Extract each record and reproduce it exactly.

Dataset records
╔══

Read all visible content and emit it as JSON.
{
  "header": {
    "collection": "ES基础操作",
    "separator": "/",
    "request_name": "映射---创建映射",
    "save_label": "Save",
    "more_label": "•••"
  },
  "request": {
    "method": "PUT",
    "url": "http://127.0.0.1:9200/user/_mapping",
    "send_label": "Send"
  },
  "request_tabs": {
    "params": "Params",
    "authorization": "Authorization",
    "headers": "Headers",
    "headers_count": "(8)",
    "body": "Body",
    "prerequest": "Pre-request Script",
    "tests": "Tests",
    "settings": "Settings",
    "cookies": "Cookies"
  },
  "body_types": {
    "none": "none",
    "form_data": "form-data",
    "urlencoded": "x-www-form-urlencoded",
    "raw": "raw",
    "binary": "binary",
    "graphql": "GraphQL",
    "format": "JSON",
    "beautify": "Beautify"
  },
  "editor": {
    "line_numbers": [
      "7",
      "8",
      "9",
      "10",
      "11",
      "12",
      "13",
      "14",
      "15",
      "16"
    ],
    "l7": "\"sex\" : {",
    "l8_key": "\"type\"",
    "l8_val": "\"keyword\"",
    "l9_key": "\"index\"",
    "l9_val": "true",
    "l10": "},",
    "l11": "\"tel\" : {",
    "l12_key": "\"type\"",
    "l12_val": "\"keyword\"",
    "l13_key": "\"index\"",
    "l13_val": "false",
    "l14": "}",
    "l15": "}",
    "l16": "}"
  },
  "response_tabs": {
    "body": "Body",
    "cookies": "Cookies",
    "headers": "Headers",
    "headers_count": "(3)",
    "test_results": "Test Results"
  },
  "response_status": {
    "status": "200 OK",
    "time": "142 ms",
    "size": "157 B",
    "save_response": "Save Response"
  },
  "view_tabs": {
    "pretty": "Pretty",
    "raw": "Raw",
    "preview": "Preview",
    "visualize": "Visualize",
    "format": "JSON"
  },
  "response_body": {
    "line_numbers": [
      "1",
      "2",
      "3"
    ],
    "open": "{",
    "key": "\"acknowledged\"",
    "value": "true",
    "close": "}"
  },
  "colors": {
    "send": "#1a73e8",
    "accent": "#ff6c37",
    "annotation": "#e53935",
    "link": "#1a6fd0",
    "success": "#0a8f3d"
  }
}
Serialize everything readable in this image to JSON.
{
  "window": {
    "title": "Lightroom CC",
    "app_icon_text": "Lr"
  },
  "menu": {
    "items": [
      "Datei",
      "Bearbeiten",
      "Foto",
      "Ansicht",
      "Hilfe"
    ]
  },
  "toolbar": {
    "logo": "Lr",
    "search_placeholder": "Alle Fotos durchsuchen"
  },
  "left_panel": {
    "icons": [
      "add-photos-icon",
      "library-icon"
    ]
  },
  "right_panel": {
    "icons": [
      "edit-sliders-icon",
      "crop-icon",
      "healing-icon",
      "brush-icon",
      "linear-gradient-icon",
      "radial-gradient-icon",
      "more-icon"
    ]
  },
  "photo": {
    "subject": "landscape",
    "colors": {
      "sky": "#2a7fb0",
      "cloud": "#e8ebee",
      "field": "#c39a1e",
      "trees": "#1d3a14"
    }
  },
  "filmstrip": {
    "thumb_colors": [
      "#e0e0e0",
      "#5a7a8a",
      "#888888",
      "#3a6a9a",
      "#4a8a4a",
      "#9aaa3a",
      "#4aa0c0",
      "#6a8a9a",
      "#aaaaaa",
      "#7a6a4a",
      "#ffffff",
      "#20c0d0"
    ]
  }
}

╚══

--- Result of this task ---
Read all visible content and emit it as JSON.
{
  "header": {
    "collection": "ES基础操作",
    "separator": "/",
    "request_name": "映射---创建映射",
    "save_label": "Save",
    "more_label": "•••"
  },
  "request": {
    "method": "PUT",
    "url": "http://127.0.0.1:9200/user/_mapping",
    "send_label": "Send"
  },
  "request_tabs": {
    "params": "Params",
    "authorization": "Authorization",
    "headers": "Headers",
    "headers_count": "(8)",
    "body": "Body",
    "prerequest": "Pre-request Script",
    "tests": "Tests",
    "settings": "Settings",
    "cookies": "Cookies"
  },
  "body_types": {
    "none": "none",
    "form_data": "form-data",
    "urlencoded": "x-www-form-urlencoded",
    "raw": "raw",
    "binary": "binary",
    "graphql": "GraphQL",
    "format": "JSON",
    "beautify": "Beautify"
  },
  "editor": {
    "line_numbers": [
      "7",
      "8",
      "9",
      "10",
      "11",
      "12",
      "13",
      "14",
      "15",
      "16"
    ],
    "l7": "\"sex\" : {",
    "l8_key": "\"type\"",
    "l8_val": "\"keyword\"",
    "l9_key": "\"index\"",
    "l9_val": "true",
    "l10": "},",
    "l11": "\"tel\" : {",
    "l12_key": "\"type\"",
    "l12_val": "\"keyword\"",
    "l13_key": "\"index\"",
    "l13_val": "false",
    "l14": "}",
    "l15": "}",
    "l16": "}"
  },
  "response_tabs": {
    "body": "Body",
    "cookies": "Cookies",
    "headers": "Headers",
    "headers_count": "(3)",
    "test_results": "Test Results"
  },
  "response_status": {
    "status": "200 OK",
    "time": "142 ms",
    "size": "157 B",
    "save_response": "Save Response"
  },
  "view_tabs": {
    "pretty": "Pretty",
    "raw": "Raw",
    "preview": "Preview",
    "visualize": "Visualize",
    "format": "JSON"
  },
  "response_body": {
    "line_numbers": [
      "1",
      "2",
      "3"
    ],
    "open": "{",
    "key": "\"acknowledged\"",
    "value": "true",
    "close": "}"
  },
  "colors": {
    "send": "#1a73e8",
    "accent": "#ff6c37",
    "annotation": "#e53935",
    "link": "#1a6fd0",
    "success": "#0a8f3d"
  }
}
Serialize everything readable in this image to JSON.
{
  "window": {
    "title": "Lightroom CC",
    "app_icon_text": "Lr"
  },
  "menu": {
    "items": [
      "Datei",
      "Bearbeiten",
      "Foto",
      "Ansicht",
      "Hilfe"
    ]
  },
  "toolbar": {
    "logo": "Lr",
    "search_placeholder": "Alle Fotos durchsuchen"
  },
  "left_panel": {
    "icons": [
      "add-photos-icon",
      "library-icon"
    ]
  },
  "right_panel": {
    "icons": [
      "edit-sliders-icon",
      "crop-icon",
      "healing-icon",
      "brush-icon",
      "linear-gradient-icon",
      "radial-gradient-icon",
      "more-icon"
    ]
  },
  "photo": {
    "subject": "landscape",
    "colors": {
      "sky": "#2a7fb0",
      "cloud": "#e8ebee",
      "field": "#c39a1e",
      "trees": "#1d3a14"
    }
  },
  "filmstrip": {
    "thumb_colors": [
      "#e0e0e0",
      "#5a7a8a",
      "#888888",
      "#3a6a9a",
      "#4a8a4a",
      "#9aaa3a",
      "#4aa0c0",
      "#6a8a9a",
      "#aaaaaa",
      "#7a6a4a",
      "#ffffff",
      "#20c0d0"
    ]
  }
}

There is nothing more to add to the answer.